(Items from a dataset)
○ ○ ○

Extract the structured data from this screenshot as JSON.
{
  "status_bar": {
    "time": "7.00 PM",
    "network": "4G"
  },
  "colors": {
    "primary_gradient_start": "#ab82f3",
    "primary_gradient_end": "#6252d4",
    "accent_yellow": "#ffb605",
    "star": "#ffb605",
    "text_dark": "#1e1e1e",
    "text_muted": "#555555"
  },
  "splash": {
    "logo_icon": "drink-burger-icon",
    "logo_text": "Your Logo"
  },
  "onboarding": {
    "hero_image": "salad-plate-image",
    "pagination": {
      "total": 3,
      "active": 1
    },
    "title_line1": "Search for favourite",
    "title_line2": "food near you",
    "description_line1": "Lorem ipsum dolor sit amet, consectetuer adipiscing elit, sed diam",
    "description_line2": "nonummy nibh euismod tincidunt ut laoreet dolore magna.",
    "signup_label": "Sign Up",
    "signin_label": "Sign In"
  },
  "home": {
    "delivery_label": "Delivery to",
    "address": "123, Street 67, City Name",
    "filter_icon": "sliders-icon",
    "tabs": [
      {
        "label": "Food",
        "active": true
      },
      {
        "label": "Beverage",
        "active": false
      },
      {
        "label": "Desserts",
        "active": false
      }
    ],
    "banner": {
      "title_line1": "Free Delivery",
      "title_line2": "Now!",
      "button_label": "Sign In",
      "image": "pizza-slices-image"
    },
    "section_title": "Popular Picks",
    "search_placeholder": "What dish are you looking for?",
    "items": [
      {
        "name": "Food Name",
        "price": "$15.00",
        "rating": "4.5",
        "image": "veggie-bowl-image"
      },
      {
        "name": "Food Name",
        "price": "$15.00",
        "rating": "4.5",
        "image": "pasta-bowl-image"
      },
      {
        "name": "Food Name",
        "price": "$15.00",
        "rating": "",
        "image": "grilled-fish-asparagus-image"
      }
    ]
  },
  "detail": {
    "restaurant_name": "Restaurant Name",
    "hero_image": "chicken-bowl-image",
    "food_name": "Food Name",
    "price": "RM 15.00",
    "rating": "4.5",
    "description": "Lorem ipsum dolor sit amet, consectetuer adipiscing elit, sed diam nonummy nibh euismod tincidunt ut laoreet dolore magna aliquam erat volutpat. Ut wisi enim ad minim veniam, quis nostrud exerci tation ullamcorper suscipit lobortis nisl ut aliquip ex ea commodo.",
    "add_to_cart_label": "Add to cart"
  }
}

○ ○ ○

◆ EXERCISE
Give back the whole listing, word for word.

◆ SOLUTION BELOW
Extract the structured data from this screenshot as JSON.
{
  "status_bar": {
    "time": "7.00 PM",
    "network": "4G"
  },
  "colors": {
    "primary_gradient_start": "#ab82f3",
    "primary_gradient_end": "#6252d4",
    "accent_yellow": "#ffb605",
    "star": "#ffb605",
    "text_dark": "#1e1e1e",
    "text_muted": "#555555"
  },
  "splash": {
    "logo_icon": "drink-burger-icon",
    "logo_text": "Your Logo"
  },
  "onboarding": {
    "hero_image": "salad-plate-image",
    "pagination": {
      "total": 3,
      "active": 1
    },
    "title_line1": "Search for favourite",
    "title_line2": "food near you",
    "description_line1": "Lorem ipsum dolor sit amet, consectetuer adipiscing elit, sed diam",
    "description_line2": "nonummy nibh euismod tincidunt ut laoreet dolore magna.",
    "signup_label": "Sign Up",
    "signin_label": "Sign In"
  },
  "home": {
    "delivery_label": "Delivery to",
    "address": "123, Street 67, City Name",
    "filter_icon": "sliders-icon",
    "tabs": [
      {
        "label": "Food",
        "active": true
      },
      {
        "label": "Beverage",
        "active": false
      },
      {
        "label": "Desserts",
        "active": false
      }
    ],
    "banner": {
      "title_line1": "Free Delivery",
      "title_line2": "Now!",
      "button_label": "Sign In",
      "image": "pizza-slices-image"
    },
    "section_title": "Popular Picks",
    "search_placeholder": "What dish are you looking for?",
    "items": [
      {
        "name": "Food Name",
        "price": "$15.00",
        "rating": "4.5",
        "image": "veggie-bowl-image"
      },
      {
        "name": "Food Name",
        "price": "$15.00",
        "rating": "4.5",
        "image": "pasta-bowl-image"
      },
      {
        "name": "Food Name",
        "price": "$15.00",
        "rating": "",
        "image": "grilled-fish-asparagus-image"
      }
    ]
  },
  "detail": {
    "restaurant_name": "Restaurant Name",
    "hero_image": "chicken-bowl-image",
    "food_name": "Food Name",
    "price": "RM 15.00",
    "rating": "4.5",
    "description": "Lorem ipsum dolor sit amet, consectetuer adipiscing elit, sed diam nonummy nibh euismod tincidunt ut laoreet dolore magna aliquam erat volutpat. Ut wisi enim ad minim veniam, quis nostrud exerci tation ullamcorper suscipit lobortis nisl ut aliquip ex ea commodo.",
    "add_to_cart_label": "Add to cart"
  }
}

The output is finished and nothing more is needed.